# EXERCICES
• A. D’après le rapport de la présidence, qui a piloté le projet de mise en ligne des demandes des requérants, et pendant combien de temps ?
• B. Reformulez de manière plus concise le paragraphe du rapport de la présidence qui commence par « Je voudrais commencer par l’innovation », en conservant ses faits essentiels.

# EXTRAIT À LIRE
########################################

Rapport annuel de la présidence 2015-2016
Patrizia Lombardo, présidente
24 novembre 2016
La Société académique et la valorisation de la recherche
Je voudrais commencer par l’innovation que j’avais brièvement annoncée l’an dernier : le projet de la mise en ligne des demandes des requérants a non seulement avancé, mais, dès cet automne, le système est lancé. Cette opération a été portée à terme grâce à l’excellent travail de Mme Caroline Baltzinger et de M. Jean-Michel Dayer, lequel a piloté le projet pendant deux ans. Il fallait intelligence, attention à mille détails et une patience infinie ; je les remercie vivement pour leur dévouement, ainsi que tous les membres du Comité qui se sont prêtés à des essais. Je propose d’applaudir leur effort et le succès de cette entreprise qui met la Société académique au pas avec les temps et garantira une plus grande efficacité pour gérer les requêtes du côté des requérants et des membres du Comité.

########################################

(Entrées de données recueillies)
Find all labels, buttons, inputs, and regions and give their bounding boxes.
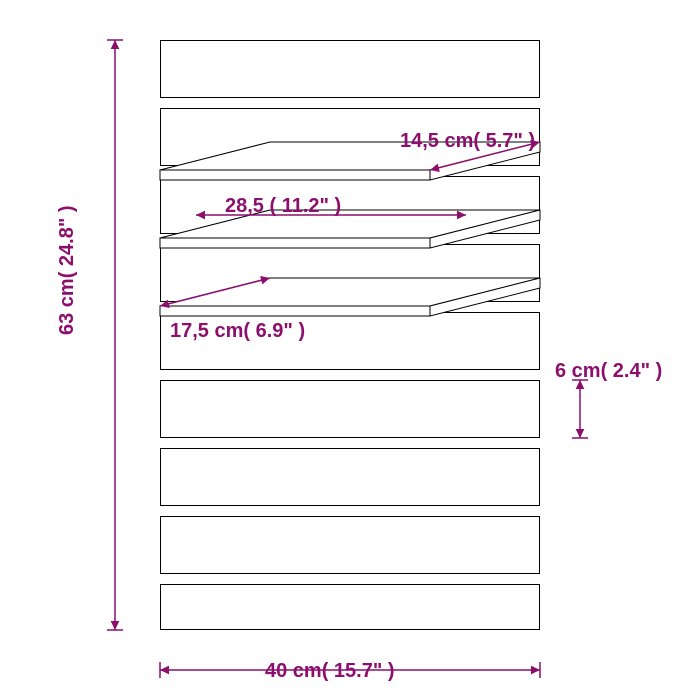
dim-shelf-width-label: 28,5 ( 11.2" )	[225, 195, 341, 218]
dimension-lines	[0, 0, 700, 700]
dim-height-label: 63 cm( 24.8" )	[56, 205, 79, 335]
dim-shelf-offset-label: 17,5 cm( 6.9" )	[170, 320, 305, 343]
dim-slat-height-label: 6 cm( 2.4" )	[555, 360, 662, 383]
dim-width-label: 40 cm( 15.7" )	[265, 660, 395, 683]
diagram-stage: 63 cm( 24.8" ) 40 cm( 15.7" ) 14,5 cm( 5.7…	[0, 0, 700, 700]
dim-shelf-depth-label: 14,5 cm( 5.7" )	[400, 130, 535, 153]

########################################

# RÉPONSES COMPLÈTES
• A. M. Jean-Michel Dayer l’a piloté pendant deux ans.

• B. Le projet de mise en ligne des demandes des requérants, annoncé l’an dernier, a abouti : le système est lancé depuis cet automne. Ce résultat est dû au travail de Mme Caroline Baltzinger et de M. Jean-Michel Dayer, qui a piloté le projet pendant deux ans. Les membres du Comité qui ont participé aux essais sont également remerciés. Le nouveau système met la Société académique au pas avec les temps. Il rendra la gestion des requêtes plus efficace pour les requérants comme pour les membres du Comité.